>> Start SUPPLIED MATERIAL
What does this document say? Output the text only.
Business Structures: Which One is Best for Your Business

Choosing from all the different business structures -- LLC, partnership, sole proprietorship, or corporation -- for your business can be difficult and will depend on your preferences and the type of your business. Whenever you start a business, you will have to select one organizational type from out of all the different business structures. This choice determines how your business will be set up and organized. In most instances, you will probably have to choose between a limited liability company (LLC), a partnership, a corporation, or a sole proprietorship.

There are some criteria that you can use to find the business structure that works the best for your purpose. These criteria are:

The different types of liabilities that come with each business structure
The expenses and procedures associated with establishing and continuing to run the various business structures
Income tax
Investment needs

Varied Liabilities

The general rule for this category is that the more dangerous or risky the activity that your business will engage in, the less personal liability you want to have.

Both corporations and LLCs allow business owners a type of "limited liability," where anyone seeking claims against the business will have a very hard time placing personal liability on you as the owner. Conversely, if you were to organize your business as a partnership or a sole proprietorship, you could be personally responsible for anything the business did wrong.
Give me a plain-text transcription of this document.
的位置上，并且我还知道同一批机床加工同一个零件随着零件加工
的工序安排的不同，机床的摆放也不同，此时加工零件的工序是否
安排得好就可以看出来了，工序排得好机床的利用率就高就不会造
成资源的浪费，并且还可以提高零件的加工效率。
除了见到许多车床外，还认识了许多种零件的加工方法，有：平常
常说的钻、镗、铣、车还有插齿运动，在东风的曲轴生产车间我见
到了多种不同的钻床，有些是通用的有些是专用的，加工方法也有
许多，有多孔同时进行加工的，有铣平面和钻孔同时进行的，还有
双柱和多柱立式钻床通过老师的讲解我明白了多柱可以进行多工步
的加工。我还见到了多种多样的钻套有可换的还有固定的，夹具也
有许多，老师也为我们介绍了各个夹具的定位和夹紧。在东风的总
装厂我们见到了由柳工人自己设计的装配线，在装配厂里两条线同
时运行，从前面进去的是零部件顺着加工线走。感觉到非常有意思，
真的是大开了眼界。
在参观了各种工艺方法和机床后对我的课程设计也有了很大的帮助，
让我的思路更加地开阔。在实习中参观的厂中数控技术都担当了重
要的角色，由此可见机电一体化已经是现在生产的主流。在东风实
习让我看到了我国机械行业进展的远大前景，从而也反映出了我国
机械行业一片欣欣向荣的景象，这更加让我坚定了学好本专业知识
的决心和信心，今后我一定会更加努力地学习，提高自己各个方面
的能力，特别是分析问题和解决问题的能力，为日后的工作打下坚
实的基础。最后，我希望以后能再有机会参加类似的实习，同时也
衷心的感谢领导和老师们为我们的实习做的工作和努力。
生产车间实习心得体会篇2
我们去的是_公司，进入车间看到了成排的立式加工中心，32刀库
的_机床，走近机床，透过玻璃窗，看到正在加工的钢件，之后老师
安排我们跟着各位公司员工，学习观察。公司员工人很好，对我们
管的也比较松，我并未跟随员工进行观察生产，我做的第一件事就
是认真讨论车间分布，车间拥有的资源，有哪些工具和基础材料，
>> End SUPPLIED MATERIAL
### WORK INSTRUCTIONS
Reproduce every line of the data verbatim.

### REPLY
What does this document say? Output the text only.
Business Structures: Which One is Best for Your Business

Choosing from all the different business structures -- LLC, partnership, sole proprietorship, or corporation -- for your business can be difficult and will depend on your preferences and the type of your business. Whenever you start a business, you will have to select one organizational type from out of all the different business structures. This choice determines how your business will be set up and organized. In most instances, you will probably have to choose between a limited liability company (LLC), a partnership, a corporation, or a sole proprietorship.

There are some criteria that you can use to find the business structure that works the best for your purpose. These criteria are:

The different types of liabilities that come with each business structure
The expenses and procedures associated with establishing and continuing to run the various business structures
Income tax
Investment needs

Varied Liabilities

The general rule for this category is that the more dangerous or risky the activity that your business will engage in, the less personal liability you want to have.

Both corporations and LLCs allow business owners a type of "limited liability," where anyone seeking claims against the business will have a very hard time placing personal liability on you as the owner. Conversely, if you were to organize your business as a partnership or a sole proprietorship, you could be personally responsible for anything the business did wrong.
Give me a plain-text transcription of this document.
的位置上，并且我还知道同一批机床加工同一个零件随着零件加工
的工序安排的不同，机床的摆放也不同，此时加工零件的工序是否
安排得好就可以看出来了，工序排得好机床的利用率就高就不会造
成资源的浪费，并且还可以提高零件的加工效率。
除了见到许多车床外，还认识了许多种零件的加工方法，有：平常
常说的钻、镗、铣、车还有插齿运动，在东风的曲轴生产车间我见
到了多种不同的钻床，有些是通用的有些是专用的，加工方法也有
许多，有多孔同时进行加工的，有铣平面和钻孔同时进行的，还有
双柱和多柱立式钻床通过老师的讲解我明白了多柱可以进行多工步
的加工。我还见到了多种多样的钻套有可换的还有固定的，夹具也
有许多，老师也为我们介绍了各个夹具的定位和夹紧。在东风的总
装厂我们见到了由柳工人自己设计的装配线，在装配厂里两条线同
时运行，从前面进去的是零部件顺着加工线走。感觉到非常有意思，
真的是大开了眼界。
在参观了各种工艺方法和机床后对我的课程设计也有了很大的帮助，
让我的思路更加地开阔。在实习中参观的厂中数控技术都担当了重
要的角色，由此可见机电一体化已经是现在生产的主流。在东风实
习让我看到了我国机械行业进展的远大前景，从而也反映出了我国
机械行业一片欣欣向荣的景象，这更加让我坚定了学好本专业知识
的决心和信心，今后我一定会更加努力地学习，提高自己各个方面
的能力，特别是分析问题和解决问题的能力，为日后的工作打下坚
实的基础。最后，我希望以后能再有机会参加类似的实习，同时也
衷心的感谢领导和老师们为我们的实习做的工作和努力。
生产车间实习心得体会篇2
我们去的是_公司，进入车间看到了成排的立式加工中心，32刀库
的_机床，走近机床，透过玻璃窗，看到正在加工的钢件，之后老师
安排我们跟着各位公司员工，学习观察。公司员工人很好，对我们
管的也比较松，我并未跟随员工进行观察生产，我做的第一件事就
是认真讨论车间分布，车间拥有的资源，有哪些工具和基础材料，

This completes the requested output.